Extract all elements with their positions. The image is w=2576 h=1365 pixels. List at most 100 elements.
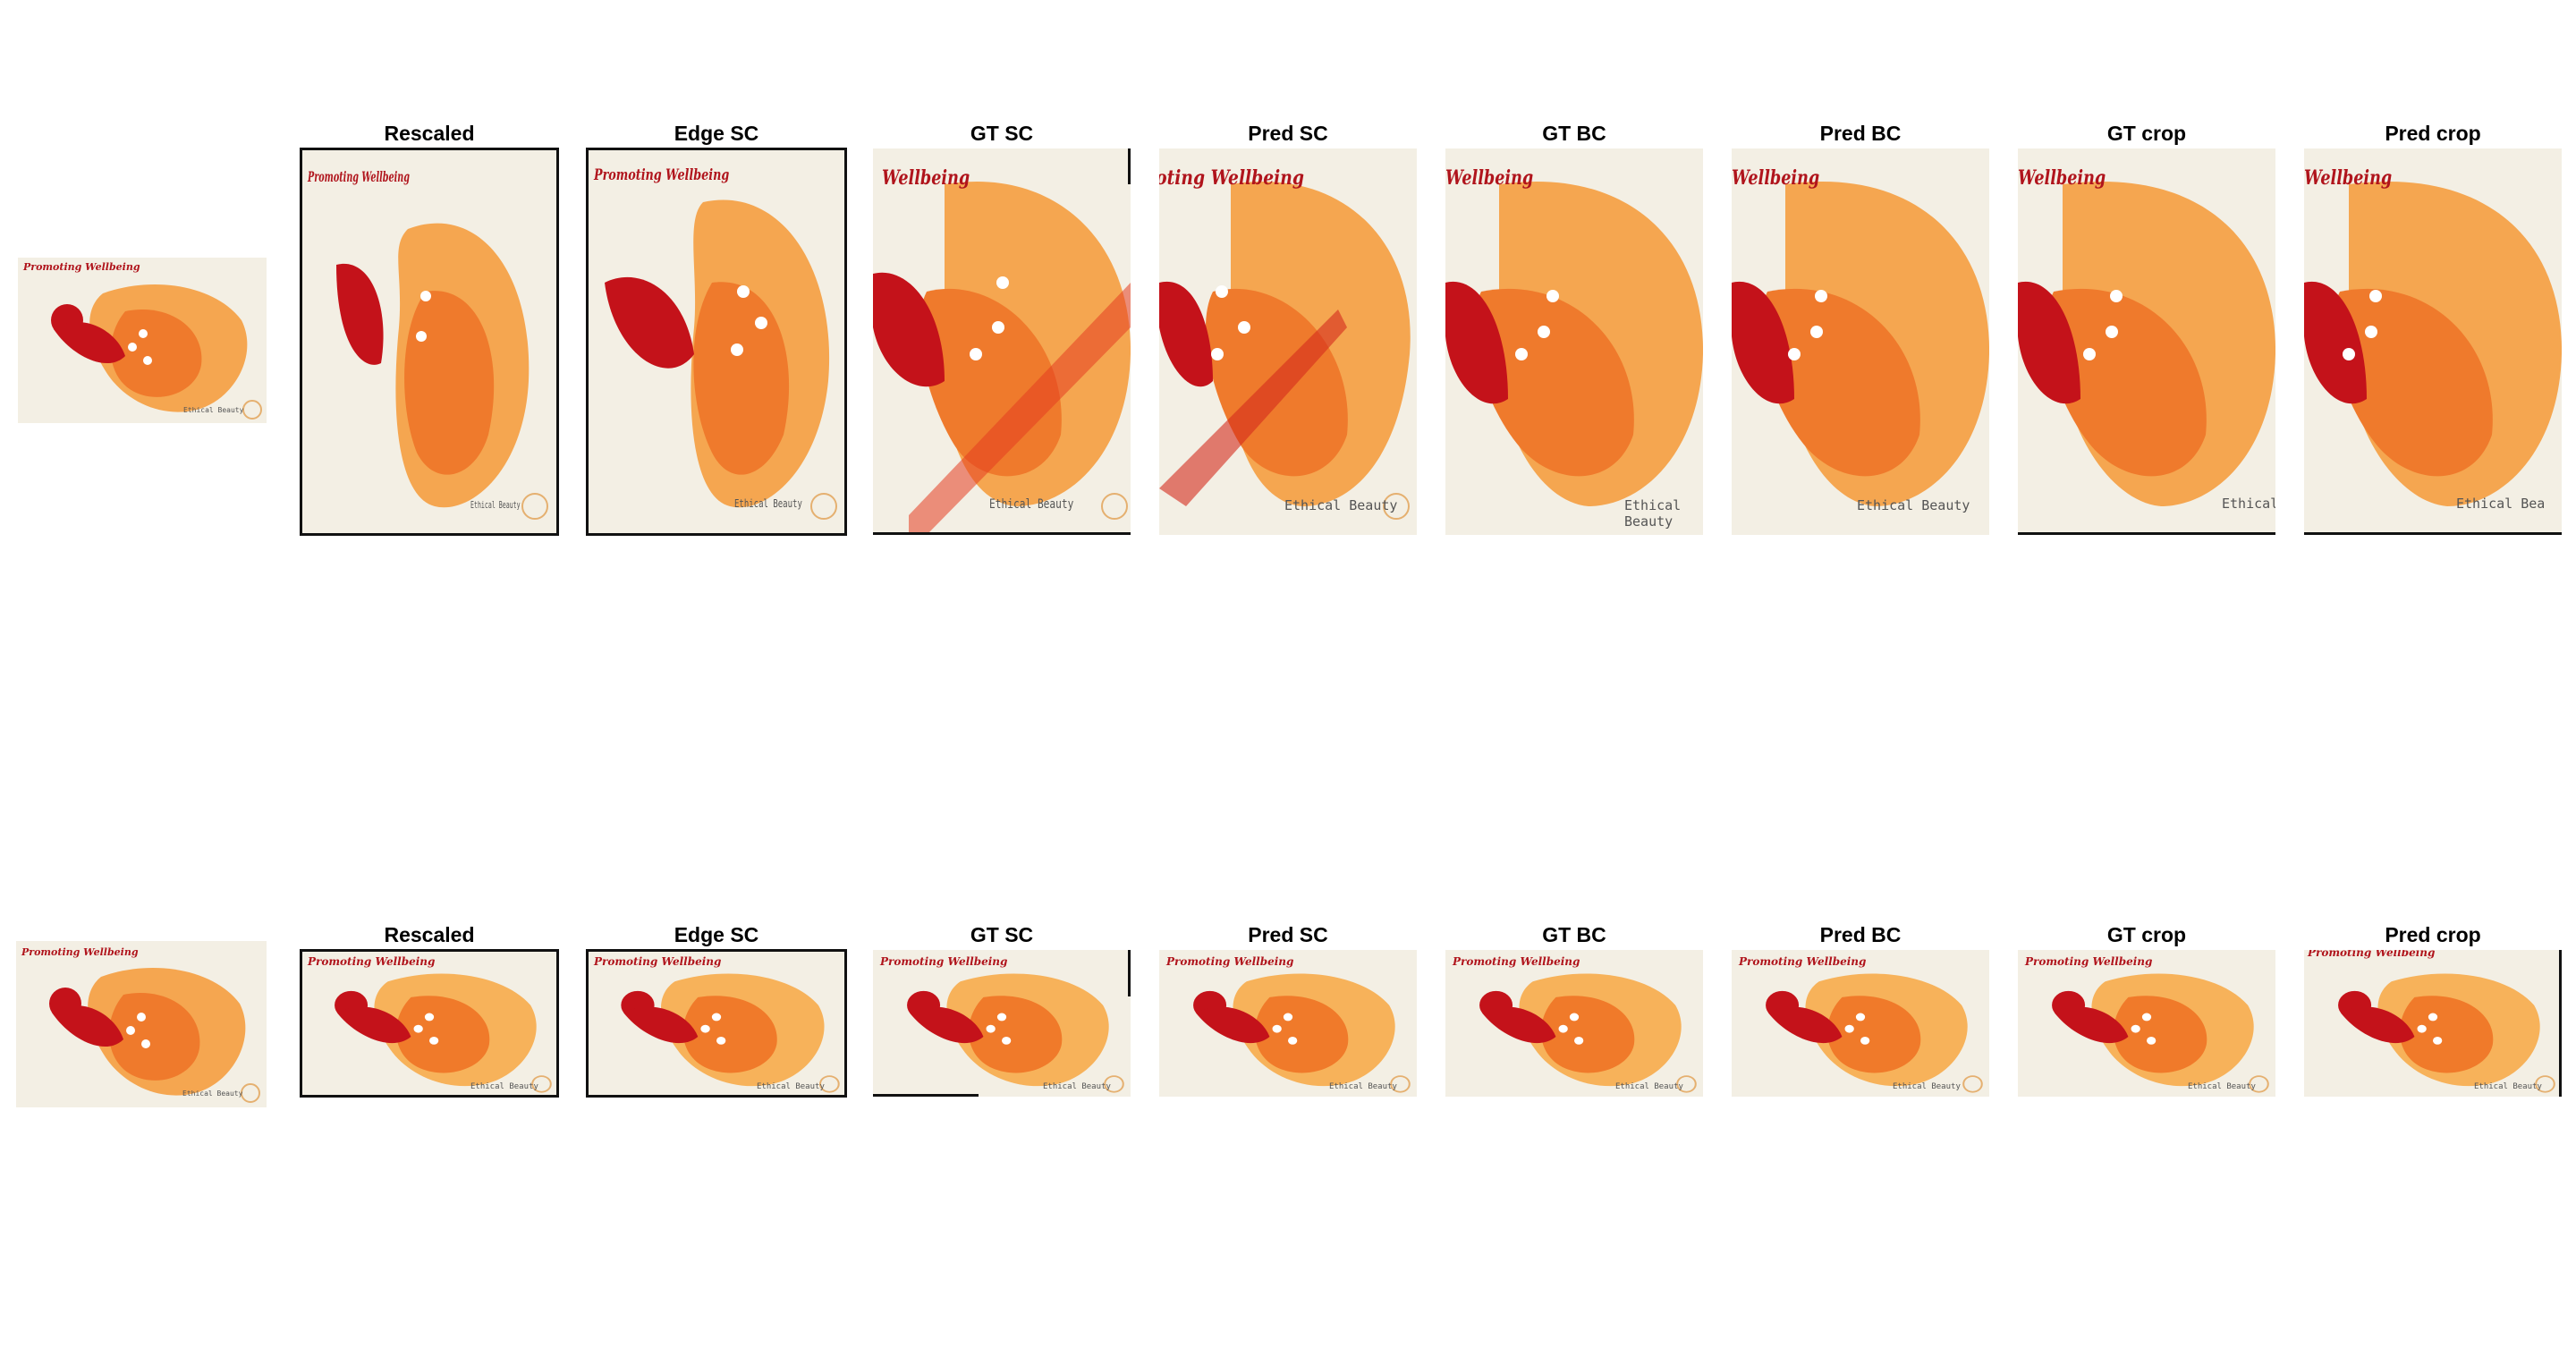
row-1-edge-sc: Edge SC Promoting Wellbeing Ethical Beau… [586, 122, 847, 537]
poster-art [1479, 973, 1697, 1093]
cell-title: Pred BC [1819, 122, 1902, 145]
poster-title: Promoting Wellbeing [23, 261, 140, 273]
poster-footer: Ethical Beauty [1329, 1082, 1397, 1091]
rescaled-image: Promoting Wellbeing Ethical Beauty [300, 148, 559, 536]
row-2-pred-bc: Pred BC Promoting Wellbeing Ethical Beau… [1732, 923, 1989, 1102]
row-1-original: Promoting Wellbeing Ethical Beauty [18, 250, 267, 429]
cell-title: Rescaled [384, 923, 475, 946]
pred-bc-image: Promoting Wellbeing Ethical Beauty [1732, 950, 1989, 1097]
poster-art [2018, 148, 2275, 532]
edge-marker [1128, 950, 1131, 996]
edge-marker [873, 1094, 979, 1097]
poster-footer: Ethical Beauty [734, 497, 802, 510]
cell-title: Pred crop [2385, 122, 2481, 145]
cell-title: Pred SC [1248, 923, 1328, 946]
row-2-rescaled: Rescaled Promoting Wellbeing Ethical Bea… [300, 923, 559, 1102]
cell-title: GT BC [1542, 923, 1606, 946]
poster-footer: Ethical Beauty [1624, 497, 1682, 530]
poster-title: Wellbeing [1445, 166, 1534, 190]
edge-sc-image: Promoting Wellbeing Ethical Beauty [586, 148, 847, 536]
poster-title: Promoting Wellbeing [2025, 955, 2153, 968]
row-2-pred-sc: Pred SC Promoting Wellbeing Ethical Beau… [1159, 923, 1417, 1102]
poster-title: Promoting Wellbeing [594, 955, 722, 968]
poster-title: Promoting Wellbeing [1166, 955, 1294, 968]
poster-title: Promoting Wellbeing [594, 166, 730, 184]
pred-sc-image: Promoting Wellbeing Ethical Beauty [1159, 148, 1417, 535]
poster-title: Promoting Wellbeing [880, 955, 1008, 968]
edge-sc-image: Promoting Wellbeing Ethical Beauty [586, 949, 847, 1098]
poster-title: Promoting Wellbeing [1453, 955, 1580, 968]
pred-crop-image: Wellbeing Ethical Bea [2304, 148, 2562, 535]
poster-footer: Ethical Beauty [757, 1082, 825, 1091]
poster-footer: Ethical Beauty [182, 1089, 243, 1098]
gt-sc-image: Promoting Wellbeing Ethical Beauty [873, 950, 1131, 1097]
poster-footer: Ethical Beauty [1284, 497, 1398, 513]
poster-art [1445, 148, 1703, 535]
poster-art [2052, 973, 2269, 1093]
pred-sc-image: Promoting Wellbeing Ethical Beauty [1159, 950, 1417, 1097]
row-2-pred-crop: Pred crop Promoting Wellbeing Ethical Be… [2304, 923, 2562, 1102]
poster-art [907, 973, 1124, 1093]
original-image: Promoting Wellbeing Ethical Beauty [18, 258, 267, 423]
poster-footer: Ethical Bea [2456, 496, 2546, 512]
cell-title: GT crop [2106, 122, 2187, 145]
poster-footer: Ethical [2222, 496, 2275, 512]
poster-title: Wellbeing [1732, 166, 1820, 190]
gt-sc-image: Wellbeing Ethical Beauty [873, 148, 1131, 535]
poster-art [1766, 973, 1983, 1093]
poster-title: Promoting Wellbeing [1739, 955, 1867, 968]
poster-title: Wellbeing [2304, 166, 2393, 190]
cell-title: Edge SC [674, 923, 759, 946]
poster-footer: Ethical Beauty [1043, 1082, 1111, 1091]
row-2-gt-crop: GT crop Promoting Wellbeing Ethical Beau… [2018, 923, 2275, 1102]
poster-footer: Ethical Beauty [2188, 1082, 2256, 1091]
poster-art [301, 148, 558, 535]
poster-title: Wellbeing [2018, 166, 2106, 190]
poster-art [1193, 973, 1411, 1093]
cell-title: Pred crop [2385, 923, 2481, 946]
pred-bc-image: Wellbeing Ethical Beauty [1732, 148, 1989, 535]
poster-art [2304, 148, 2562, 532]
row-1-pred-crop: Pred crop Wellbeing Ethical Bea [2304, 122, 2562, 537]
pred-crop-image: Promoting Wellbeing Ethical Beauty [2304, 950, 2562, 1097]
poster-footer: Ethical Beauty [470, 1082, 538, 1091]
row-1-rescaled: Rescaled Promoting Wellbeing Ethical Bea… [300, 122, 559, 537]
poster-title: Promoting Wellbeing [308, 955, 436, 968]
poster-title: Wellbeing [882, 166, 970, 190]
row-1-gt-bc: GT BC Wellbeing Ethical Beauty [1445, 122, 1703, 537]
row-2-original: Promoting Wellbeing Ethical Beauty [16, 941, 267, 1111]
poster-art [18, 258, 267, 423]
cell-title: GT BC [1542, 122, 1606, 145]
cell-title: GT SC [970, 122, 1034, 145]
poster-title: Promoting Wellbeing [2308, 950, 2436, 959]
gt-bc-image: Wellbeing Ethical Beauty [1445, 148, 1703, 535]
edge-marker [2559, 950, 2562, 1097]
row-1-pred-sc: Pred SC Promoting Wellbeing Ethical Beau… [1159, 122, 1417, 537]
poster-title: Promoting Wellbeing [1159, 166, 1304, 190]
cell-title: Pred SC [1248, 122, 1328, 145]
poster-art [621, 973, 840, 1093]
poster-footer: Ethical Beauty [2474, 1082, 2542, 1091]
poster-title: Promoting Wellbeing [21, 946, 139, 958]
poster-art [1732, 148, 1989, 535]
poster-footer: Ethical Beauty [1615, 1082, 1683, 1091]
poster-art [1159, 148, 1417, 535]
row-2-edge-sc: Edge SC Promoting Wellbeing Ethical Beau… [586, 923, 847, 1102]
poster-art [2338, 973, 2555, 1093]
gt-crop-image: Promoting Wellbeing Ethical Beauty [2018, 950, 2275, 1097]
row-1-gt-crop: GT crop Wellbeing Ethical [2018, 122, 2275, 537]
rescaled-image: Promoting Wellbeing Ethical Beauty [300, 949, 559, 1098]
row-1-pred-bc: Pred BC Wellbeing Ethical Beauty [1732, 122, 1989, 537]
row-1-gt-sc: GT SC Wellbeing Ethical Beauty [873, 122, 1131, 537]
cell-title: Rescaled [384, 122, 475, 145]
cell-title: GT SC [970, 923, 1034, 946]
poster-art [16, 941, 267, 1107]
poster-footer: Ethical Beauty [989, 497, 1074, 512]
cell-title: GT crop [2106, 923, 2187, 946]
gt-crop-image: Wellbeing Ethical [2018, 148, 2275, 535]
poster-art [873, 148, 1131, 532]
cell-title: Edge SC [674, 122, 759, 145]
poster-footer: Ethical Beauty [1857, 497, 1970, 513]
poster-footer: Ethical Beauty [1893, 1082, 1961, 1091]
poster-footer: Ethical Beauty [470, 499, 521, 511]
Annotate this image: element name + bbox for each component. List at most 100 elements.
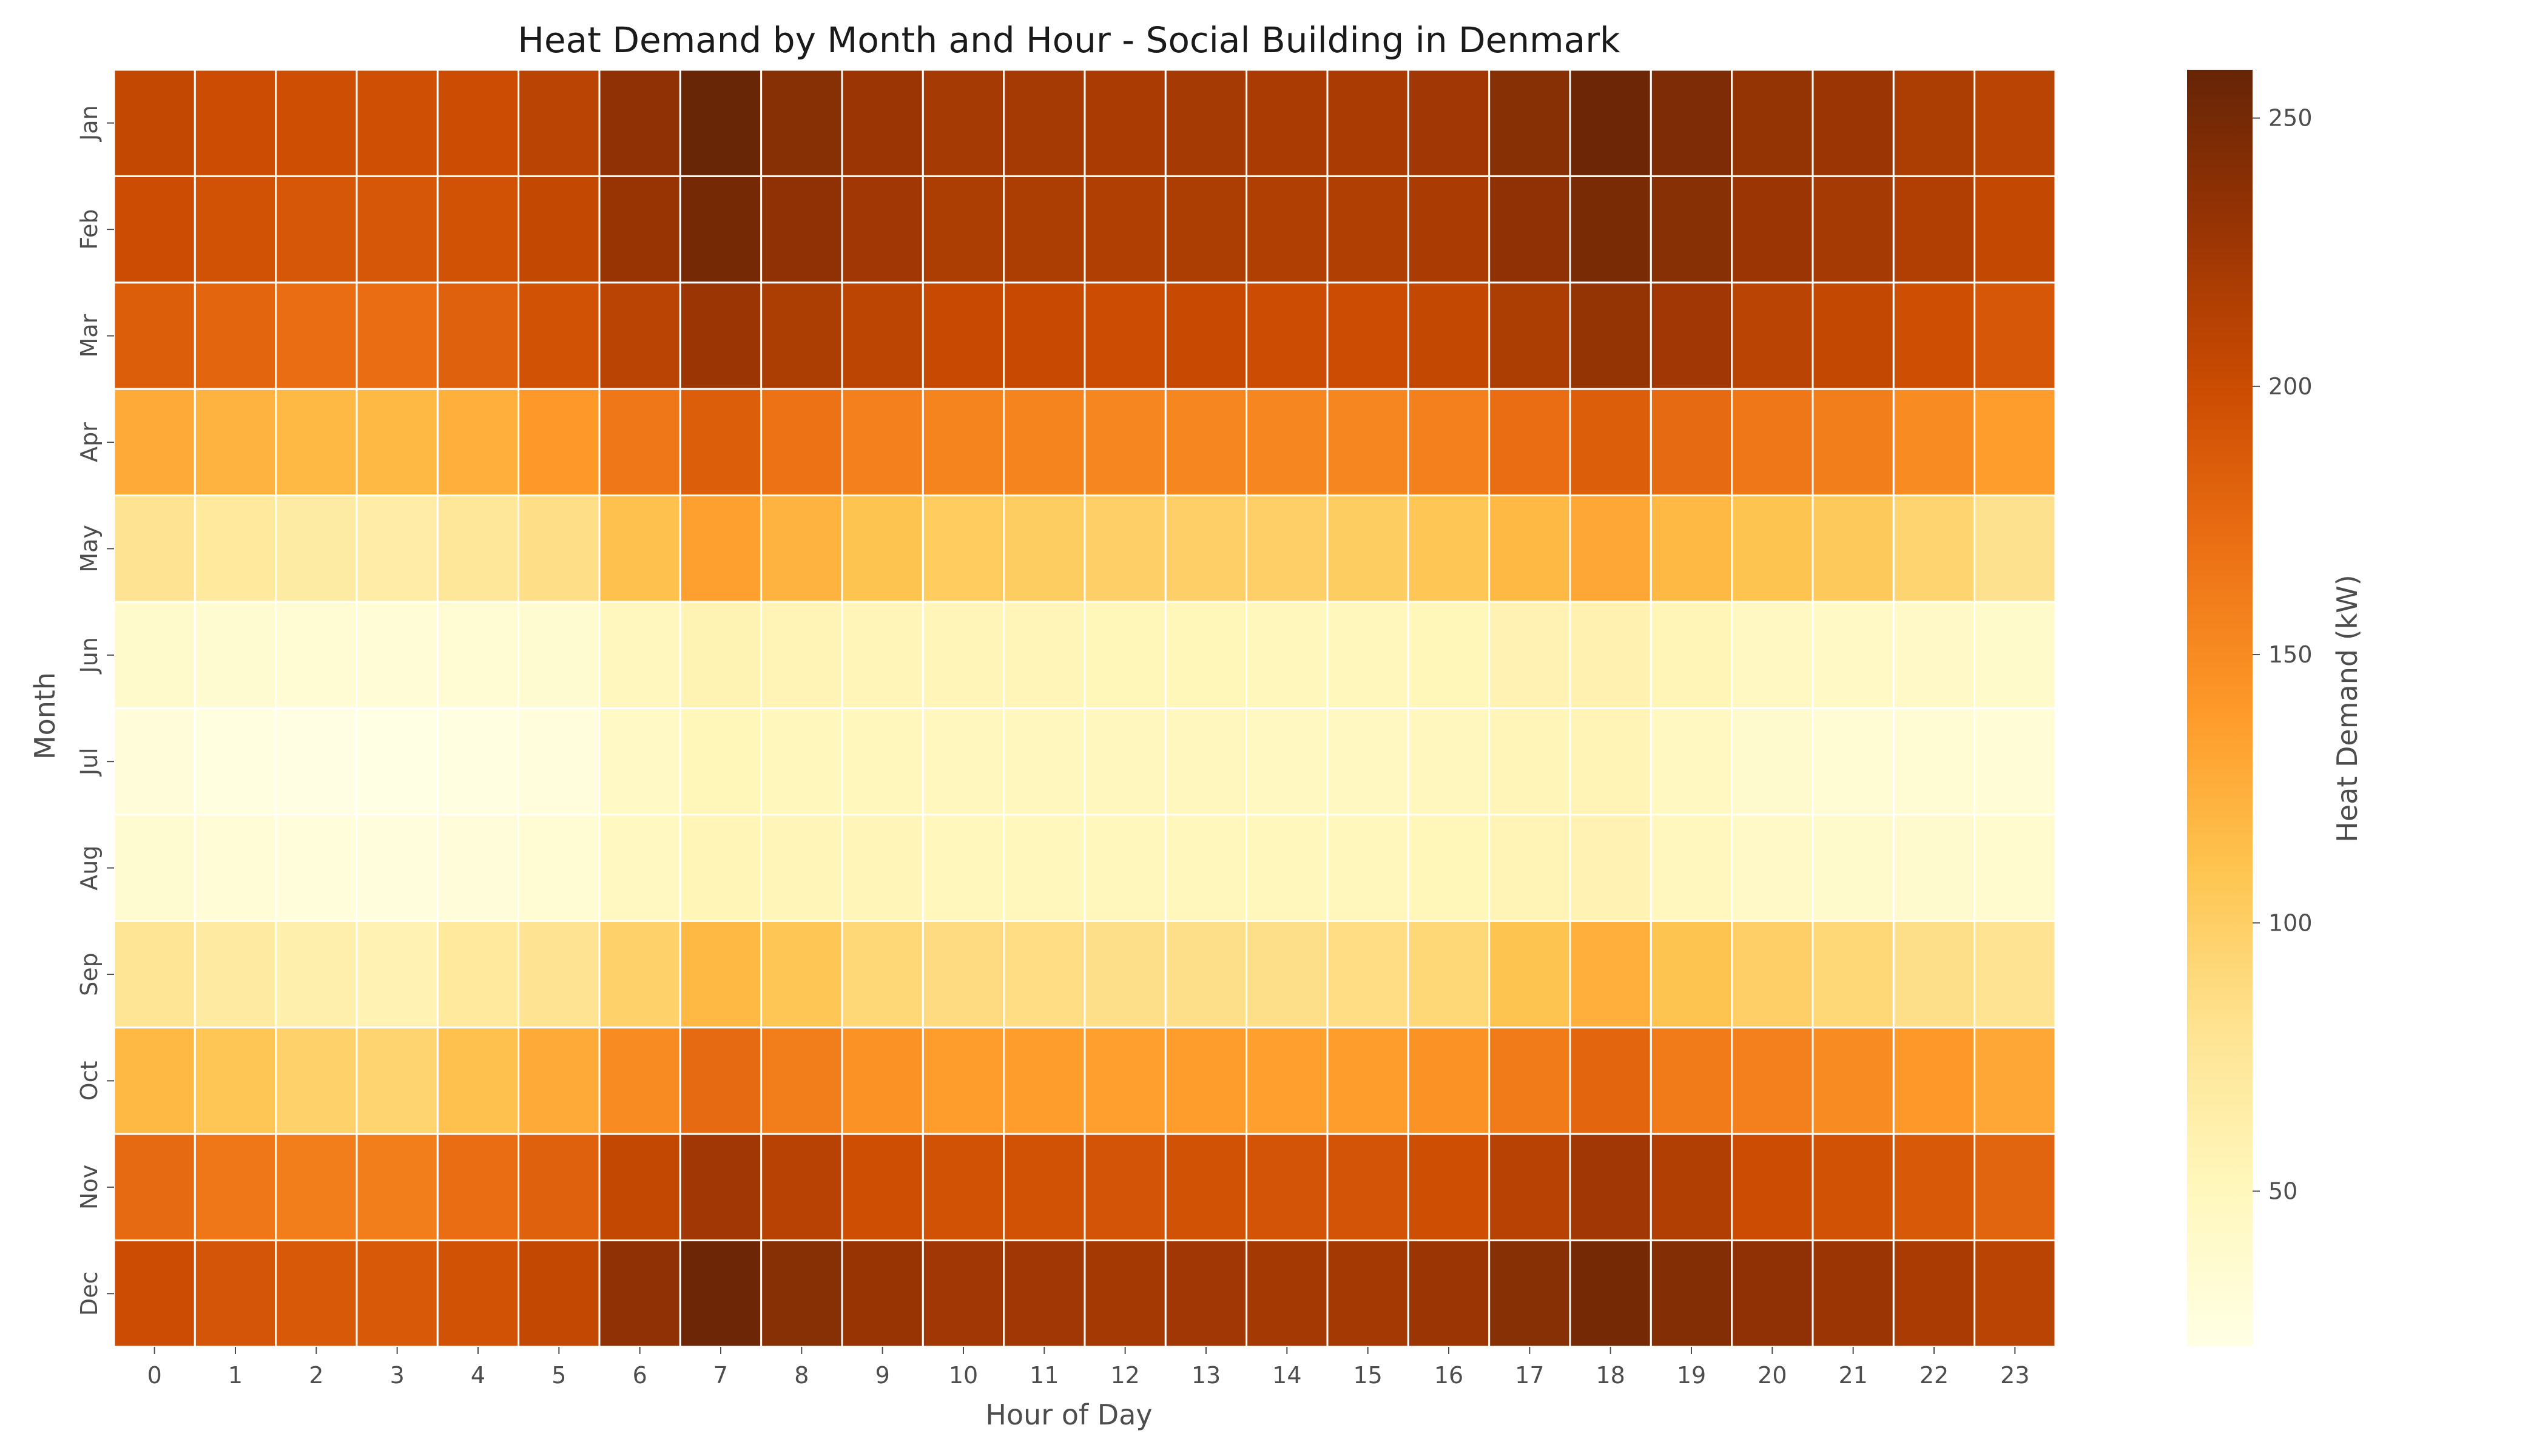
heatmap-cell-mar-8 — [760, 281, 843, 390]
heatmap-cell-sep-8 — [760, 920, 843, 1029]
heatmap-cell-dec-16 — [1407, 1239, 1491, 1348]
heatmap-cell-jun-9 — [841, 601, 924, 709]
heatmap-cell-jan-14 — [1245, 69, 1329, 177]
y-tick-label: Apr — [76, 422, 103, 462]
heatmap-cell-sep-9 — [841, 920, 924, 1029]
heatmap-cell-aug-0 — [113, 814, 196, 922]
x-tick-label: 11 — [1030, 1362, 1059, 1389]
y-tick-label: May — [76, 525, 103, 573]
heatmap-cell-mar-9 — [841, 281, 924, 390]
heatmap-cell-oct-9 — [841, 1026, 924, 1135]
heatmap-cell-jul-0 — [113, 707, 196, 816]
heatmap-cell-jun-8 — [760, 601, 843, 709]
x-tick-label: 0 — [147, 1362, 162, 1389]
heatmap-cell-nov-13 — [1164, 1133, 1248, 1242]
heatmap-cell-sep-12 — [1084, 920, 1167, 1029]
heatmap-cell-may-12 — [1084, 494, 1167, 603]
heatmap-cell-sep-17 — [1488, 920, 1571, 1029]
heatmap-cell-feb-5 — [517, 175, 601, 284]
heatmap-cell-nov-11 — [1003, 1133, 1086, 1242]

*Job:* Please write out these rows unchanged, starting at the line that contains "row-1-edge-sc: Edge SC" and stopping after the line that contains "cell-title: Pred SC [1248, 923, 1328, 946]".

*Response:*
row-1-edge-sc: Edge SC Promoting Wellbeing Ethical Beau… [586, 122, 847, 537]
poster-art [1479, 973, 1697, 1093]
cell-title: Pred BC [1819, 122, 1902, 145]
poster-title: Promoting Wellbeing [23, 261, 140, 273]
poster-footer: Ethical Beauty [1329, 1082, 1397, 1091]
rescaled-image: Promoting Wellbeing Ethical Beauty [300, 148, 559, 536]
row-2-pred-bc: Pred BC Promoting Wellbeing Ethical Beau… [1732, 923, 1989, 1102]
row-1-original: Promoting Wellbeing Ethical Beauty [18, 250, 267, 429]
cell-title: Rescaled [384, 923, 475, 946]
pred-bc-image: Promoting Wellbeing Ethical Beauty [1732, 950, 1989, 1097]
poster-art [2018, 148, 2275, 532]
edge-marker [1128, 950, 1131, 996]
edge-marker [873, 1094, 979, 1097]
poster-footer: Ethical Beauty [734, 497, 802, 510]
cell-title: Pred crop [2385, 122, 2481, 145]
cell-title: Pred SC [1248, 923, 1328, 946]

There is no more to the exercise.